Tally the lines of the data that include the word "accessibility" and state the total, nothing else.

▶ Given records:
◇ ◇ ◇ ◇ ◇ ◇ ◇
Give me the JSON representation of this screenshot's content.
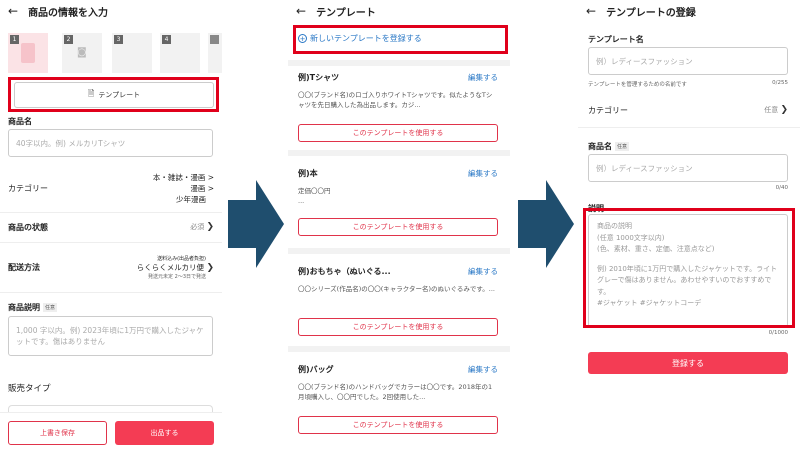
{
  "panel1": {
    "title": "商品の情報を入力",
    "thumbs": [
      "1",
      "2",
      "3",
      "4"
    ],
    "template_button": "テンプレート",
    "product_name_label": "商品名",
    "product_name_placeholder": "40字以内。例) メルカリTシャツ",
    "category_label": "カテゴリー",
    "category_values": [
      "本・雑誌・漫画 >",
      "漫画 >",
      "少年漫画"
    ],
    "condition_label": "商品の状態",
    "condition_value": "必須",
    "shipping_label": "配送方法",
    "shipping_note": "送料込み(出品者負担)",
    "shipping_value": "らくらくメルカリ便",
    "shipping_sub": "発送元未定 2〜3日で発送",
    "desc_label": "商品説明",
    "desc_tag": "任意",
    "desc_placeholder": "1,000 字以内。例) 2023年頃に1万円で購入したジャケットです。傷はありません",
    "sales_type_label": "販売タイプ",
    "save_draft": "上書き保存",
    "list_button": "出品する"
  },
  "panel2": {
    "title": "テンプレート",
    "new_template": "新しいテンプレートを登録する",
    "edit_label": "編集する",
    "use_label": "このテンプレートを使用する",
    "cards": [
      {
        "title": "例)Tシャツ",
        "desc": "〇〇(ブランド名)のロゴ入りホワイトTシャツです。似たようなTシャツを先日購入した為出品します。カジ..."
      },
      {
        "title": "例)本",
        "desc": "定価〇〇円\n..."
      },
      {
        "title": "例)おもちゃ（ぬいぐる...",
        "desc": "〇〇シリーズ(作品名)の〇〇(キャラクター名)のぬいぐるみです。..."
      },
      {
        "title": "例)バッグ",
        "desc": "〇〇(ブランド名)のハンドバッグでカラーは〇〇です。2018年の1月頃購入し、〇〇円でした。2回使用した..."
      }
    ]
  },
  "panel3": {
    "title": "テンプレートの登録",
    "template_name_label": "テンプレート名",
    "template_name_placeholder": "例）レディースファッション",
    "template_name_hint": "テンプレートを管理するための名前です",
    "template_name_count": "0/255",
    "category_label": "カテゴリー",
    "category_value": "任意",
    "product_name_label": "商品名",
    "product_name_tag": "任意",
    "product_name_placeholder": "例）レディースファッション",
    "product_name_count": "0/40",
    "desc_label": "説明",
    "desc_placeholder_lines": [
      "商品の説明",
      "(任意 1000文字以内)",
      "(色、素材、重さ、定価、注意点など)",
      "",
      "例) 2010年頃に1万円で購入したジャケットです。ライトグレーで傷はありません。あわせやすいのでおすすめです。",
      "#ジャケット #ジャケットコーデ"
    ],
    "desc_count": "0/1000",
    "register_button": "登録する"
  },
  "colors": {
    "highlight": "#e0001b",
    "arrow": "#1f4e6e",
    "brand_red": "#f43c54",
    "link_blue": "#2a78c6"
  }
}
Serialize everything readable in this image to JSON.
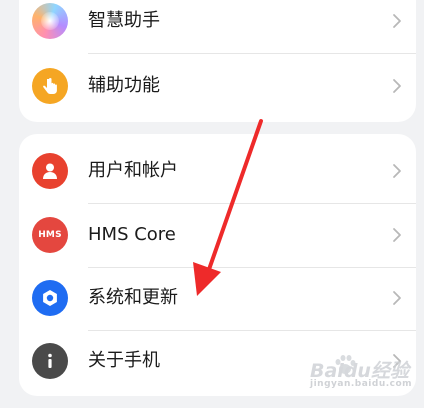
{
  "settings": {
    "group1": [
      {
        "label": "智慧助手",
        "icon": "smart-assistant-icon"
      },
      {
        "label": "辅助功能",
        "icon": "accessibility-hand-icon"
      }
    ],
    "group2": [
      {
        "label": "用户和帐户",
        "icon": "user-icon"
      },
      {
        "label": "HMS Core",
        "icon": "hms-icon",
        "icon_text": "HMS"
      },
      {
        "label": "系统和更新",
        "icon": "gear-icon"
      },
      {
        "label": "关于手机",
        "icon": "info-icon"
      }
    ]
  },
  "colors": {
    "accessibility": "#f5a623",
    "user": "#e8412e",
    "hms": "#e4473f",
    "system": "#1f6cf2",
    "about": "#4a4a4a",
    "annotation_arrow": "#ee2a2a"
  },
  "watermark": {
    "text": "Baidu经验",
    "sub": "jingyan.baidu.com"
  }
}
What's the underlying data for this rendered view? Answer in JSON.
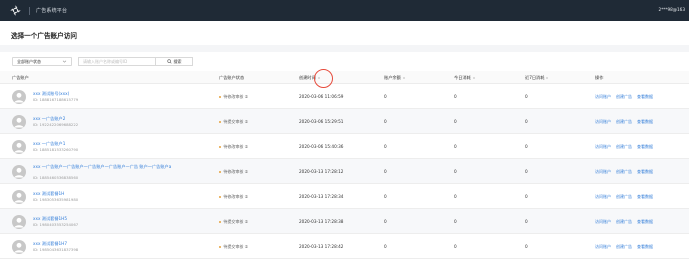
{
  "topbar": {
    "brand_title": "广告系统平台",
    "user_name": "2***98@163",
    "logo_icon": "brand-logo-icon"
  },
  "page_title": "选择一个广告账户访问",
  "filters": {
    "status_select_value": "全部账户状态",
    "search_placeholder": "请输入账户名称或编号ID",
    "search_button": "搜索"
  },
  "table": {
    "columns": {
      "account": "广告账户",
      "status": "广告账户状态",
      "created": "创建时间",
      "balance": "账户余额",
      "spend_today": "今日消耗",
      "spend_7d": "近7日消耗",
      "ops": "操作"
    },
    "op_labels": [
      "访问账户",
      "创建广告",
      "查看数据"
    ],
    "rows": [
      {
        "name": "xxx 测试账号(xxx)",
        "id": "ID: 1888167188615779",
        "status": "待修改审核 ②",
        "created": "2020-03-06 11:06:59",
        "balance": "0",
        "spend_today": "0",
        "spend_7d": "0"
      },
      {
        "name": "xxx 一广告账户2",
        "id": "ID: 1922422069688222",
        "status": "待提交审核 ②",
        "created": "2020-03-06 15:29:51",
        "balance": "0",
        "spend_today": "0",
        "spend_7d": "0"
      },
      {
        "name": "xxx 一广告账户1",
        "id": "ID: 1885181533260790",
        "status": "待修改审核 ②",
        "created": "2020-03-06 15:40:36",
        "balance": "0",
        "spend_today": "0",
        "spend_7d": "0"
      },
      {
        "name": "xxx 一广告账户一广告账户一广告账户一广告账户一广告 账户一广告账户a",
        "id": "ID: 1885460536838560",
        "status": "待修改审核 ②",
        "created": "2020-03-13 17:28:12",
        "balance": "0",
        "spend_today": "0",
        "spend_7d": "0"
      },
      {
        "name": "xxx 测试套餐1H",
        "id": "ID: 1983053635981980",
        "status": "待修改审核 ②",
        "created": "2020-03-13 17:28:34",
        "balance": "0",
        "spend_today": "0",
        "spend_7d": "0"
      },
      {
        "name": "xxx 测试套餐1H5",
        "id": "ID: 1980403553254067",
        "status": "待提交审核 ②",
        "created": "2020-03-13 17:28:38",
        "balance": "0",
        "spend_today": "0",
        "spend_7d": "0"
      },
      {
        "name": "xxx 测试套餐1H7",
        "id": "ID: 1985043631837398",
        "status": "待提交审核 ②",
        "created": "2020-03-13 17:28:42",
        "balance": "0",
        "spend_today": "0",
        "spend_7d": "0"
      }
    ]
  },
  "colors": {
    "topbar": "#1f2a36",
    "link": "#2f7bd8",
    "status_dot": "#e6a23c",
    "highlight_circle": "#e64b3c"
  }
}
◇ ◇ ◇ ◇ ◇ ◇ ◇
▶ Final answer: 2